• WHAT TO WORK ON: Could you write out every line of the listing below exactly, leaving the pictures out of your answer?

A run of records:
____________

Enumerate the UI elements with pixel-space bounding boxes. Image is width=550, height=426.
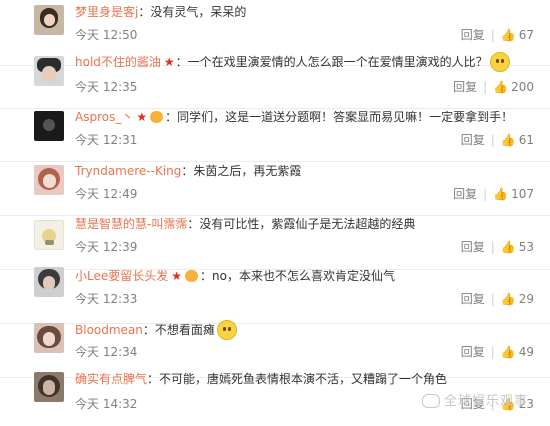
comment-text: ：不想看面瘫	[142, 323, 215, 337]
comment-time: 今天 12:39	[75, 240, 138, 254]
username-link[interactable]: hold不住的酱油	[75, 55, 161, 69]
thumbs-up-icon: 👍	[500, 345, 516, 359]
avatar[interactable]	[34, 111, 64, 141]
weibo-star-badge-icon: ★	[163, 55, 175, 69]
like-button[interactable]: 👍 107	[493, 186, 534, 202]
vip-badge-icon	[150, 110, 164, 123]
avatar[interactable]	[34, 372, 64, 402]
comment-time: 今天 14:32	[75, 397, 138, 411]
like-button[interactable]: 👍 29	[501, 291, 534, 307]
thumbs-up-icon: 👍	[493, 187, 509, 201]
comment-text: ：朱茵之后，再无紫霞	[181, 164, 302, 178]
comment-time: 今天 12:34	[75, 345, 138, 359]
weibo-star-badge-icon: ★	[136, 110, 148, 124]
reply-button[interactable]: 回复	[453, 79, 477, 95]
avatar[interactable]	[34, 5, 64, 35]
watermark: 全球娱乐观事	[421, 390, 528, 409]
like-button[interactable]: 👍 67	[501, 27, 534, 43]
like-count: 53	[518, 240, 534, 254]
reply-button[interactable]: 回复	[461, 291, 485, 307]
avatar[interactable]	[34, 267, 64, 297]
username-link[interactable]: 小Lee要留长头发	[75, 269, 168, 283]
comment-time: 今天 12:49	[75, 187, 138, 201]
thumbs-up-icon: 👍	[500, 240, 516, 254]
comment-text: ：没有灵气，呆呆的	[138, 5, 247, 19]
username-link[interactable]: 梦里身是客j	[75, 5, 138, 19]
comment-time: 今天 12:50	[75, 28, 138, 42]
username-link[interactable]: Bloodmean	[75, 323, 143, 337]
reply-button[interactable]: 回复	[461, 27, 485, 43]
avatar[interactable]	[34, 323, 64, 353]
reply-button[interactable]: 回复	[453, 186, 477, 202]
like-count: 107	[511, 187, 534, 201]
reply-button[interactable]: 回复	[461, 344, 485, 360]
comment-text: ：no，本来也不怎么喜欢肯定没仙气	[200, 269, 395, 283]
comment-time: 今天 12:33	[75, 292, 138, 306]
reply-button[interactable]: 回复	[461, 132, 485, 148]
comment-time: 今天 12:31	[75, 133, 138, 147]
wechat-logo-icon	[421, 393, 440, 408]
comment-text: ：一个在戏里演爱情的人怎么跟一个在爱情里演戏的人比？	[175, 55, 488, 69]
comment-text: ：不可能，唐嫣死鱼表情根本演不活，又糟蹋了一个角色	[147, 372, 448, 386]
comment-time: 今天 12:35	[75, 80, 138, 94]
like-count: 29	[518, 292, 534, 306]
avatar[interactable]	[34, 220, 64, 250]
avatar[interactable]	[34, 165, 64, 195]
like-count: 200	[511, 80, 534, 94]
thumbs-up-icon: 👍	[493, 80, 509, 94]
thumbs-up-icon: 👍	[500, 292, 516, 306]
like-button[interactable]: 👍 200	[493, 79, 534, 95]
like-button[interactable]: 👍 49	[501, 344, 534, 360]
like-button[interactable]: 👍 53	[501, 239, 534, 255]
username-link[interactable]: 确实有点脾气	[75, 372, 147, 386]
avatar[interactable]	[34, 56, 64, 86]
sweat-smile-emoji-icon	[489, 51, 510, 72]
thumbs-up-icon: 👍	[500, 28, 516, 42]
thumbs-up-icon: 👍	[500, 133, 516, 147]
weibo-star-badge-icon: ★	[171, 269, 183, 283]
comment-text: ：没有可比性，紫霞仙子是无法超越的经典	[187, 217, 416, 231]
comment-text: ：同学们，这是一道送分题啊！答案显而易见嘛！一定要拿到手！	[165, 110, 514, 124]
like-button[interactable]: 👍 61	[501, 132, 534, 148]
username-link[interactable]: Tryndamere--King	[75, 164, 181, 178]
username-link[interactable]: Aspros_丶	[75, 110, 133, 124]
smirk-emoji-icon	[216, 319, 237, 340]
username-link[interactable]: 慧是智慧的慧-叫霈霈	[75, 217, 187, 231]
reply-button[interactable]: 回复	[461, 239, 485, 255]
like-count: 61	[518, 133, 534, 147]
like-count: 67	[518, 28, 534, 42]
vip-badge-icon	[185, 269, 199, 282]
like-count: 49	[518, 345, 534, 359]
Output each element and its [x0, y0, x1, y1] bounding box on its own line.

____________

• OUTPUT OF THE EXERCISE:
Enumerate the UI elements with pixel-space bounding boxes. Image is width=550, height=426.
comment-text: ：不想看面瘫	[142, 323, 215, 337]
comment-time: 今天 12:39	[75, 240, 138, 254]
username-link[interactable]: hold不住的酱油	[75, 55, 161, 69]
thumbs-up-icon: 👍	[500, 345, 516, 359]
avatar[interactable]	[34, 111, 64, 141]
weibo-star-badge-icon: ★	[163, 55, 175, 69]
like-button[interactable]: 👍 107	[493, 186, 534, 202]
vip-badge-icon	[150, 110, 164, 123]
avatar[interactable]	[34, 372, 64, 402]
comment-time: 今天 14:32	[75, 397, 138, 411]
like-button[interactable]: 👍 29	[501, 291, 534, 307]
thumbs-up-icon: 👍	[493, 187, 509, 201]
comment-text: ：朱茵之后，再无紫霞	[181, 164, 302, 178]
comment-time: 今天 12:34	[75, 345, 138, 359]
weibo-star-badge-icon: ★	[136, 110, 148, 124]
reply-button[interactable]: 回复	[453, 79, 477, 95]
avatar[interactable]	[34, 5, 64, 35]
watermark: 全球娱乐观事	[421, 390, 528, 409]
like-button[interactable]: 👍 67	[501, 27, 534, 43]
like-count: 53	[518, 240, 534, 254]
reply-button[interactable]: 回复	[461, 291, 485, 307]
avatar[interactable]	[34, 267, 64, 297]
username-link[interactable]: 小Lee要留长头发	[75, 269, 168, 283]
comment-time: 今天 12:49	[75, 187, 138, 201]
thumbs-up-icon: 👍	[500, 240, 516, 254]
comment-text: ：没有灵气，呆呆的	[138, 5, 247, 19]
username-link[interactable]: 梦里身是客j	[75, 5, 138, 19]
comment-time: 今天 12:50	[75, 28, 138, 42]
username-link[interactable]: Bloodmean	[75, 323, 143, 337]
reply-button[interactable]: 回复	[461, 27, 485, 43]
avatar[interactable]	[34, 323, 64, 353]
reply-button[interactable]: 回复	[453, 186, 477, 202]
like-count: 107	[511, 187, 534, 201]
reply-button[interactable]: 回复	[461, 344, 485, 360]
comment-text: ：no，本来也不怎么喜欢肯定没仙气	[200, 269, 395, 283]
comment-time: 今天 12:33	[75, 292, 138, 306]
reply-button[interactable]: 回复	[461, 132, 485, 148]
comment-time: 今天 12:31	[75, 133, 138, 147]
wechat-logo-icon	[421, 393, 440, 408]
comment-text: ：一个在戏里演爱情的人怎么跟一个在爱情里演戏的人比？	[175, 55, 488, 69]
comment-text: ：不可能，唐嫣死鱼表情根本演不活，又糟蹋了一个角色	[147, 372, 448, 386]
comment-time: 今天 12:35	[75, 80, 138, 94]
like-count: 29	[518, 292, 534, 306]
avatar[interactable]	[34, 220, 64, 250]
avatar[interactable]	[34, 165, 64, 195]
like-count: 200	[511, 80, 534, 94]
thumbs-up-icon: 👍	[493, 80, 509, 94]
thumbs-up-icon: 👍	[500, 292, 516, 306]
like-button[interactable]: 👍 200	[493, 79, 534, 95]
like-button[interactable]: 👍 49	[501, 344, 534, 360]
like-button[interactable]: 👍 53	[501, 239, 534, 255]
username-link[interactable]: 确实有点脾气	[75, 372, 147, 386]
avatar[interactable]	[34, 56, 64, 86]
sweat-smile-emoji-icon	[489, 51, 510, 72]
thumbs-up-icon: 👍	[500, 28, 516, 42]
thumbs-up-icon: 👍	[500, 133, 516, 147]
weibo-star-badge-icon: ★	[171, 269, 183, 283]
comment-text: ：没有可比性，紫霞仙子是无法超越的经典	[187, 217, 416, 231]
comment-text: ：同学们，这是一道送分题啊！答案显而易见嘛！一定要拿到手！	[165, 110, 514, 124]
like-button[interactable]: 👍 61	[501, 132, 534, 148]
username-link[interactable]: Tryndamere--King	[75, 164, 181, 178]
username-link[interactable]: Aspros_丶	[75, 110, 133, 124]
smirk-emoji-icon	[216, 319, 237, 340]
username-link[interactable]: 慧是智慧的慧-叫霈霈	[75, 217, 187, 231]
reply-button[interactable]: 回复	[461, 239, 485, 255]
like-count: 61	[518, 133, 534, 147]
like-count: 67	[518, 28, 534, 42]
vip-badge-icon	[185, 269, 199, 282]
like-count: 49	[518, 345, 534, 359]
Output each element and its [x0, y0, x1, y1] bounding box on its own line.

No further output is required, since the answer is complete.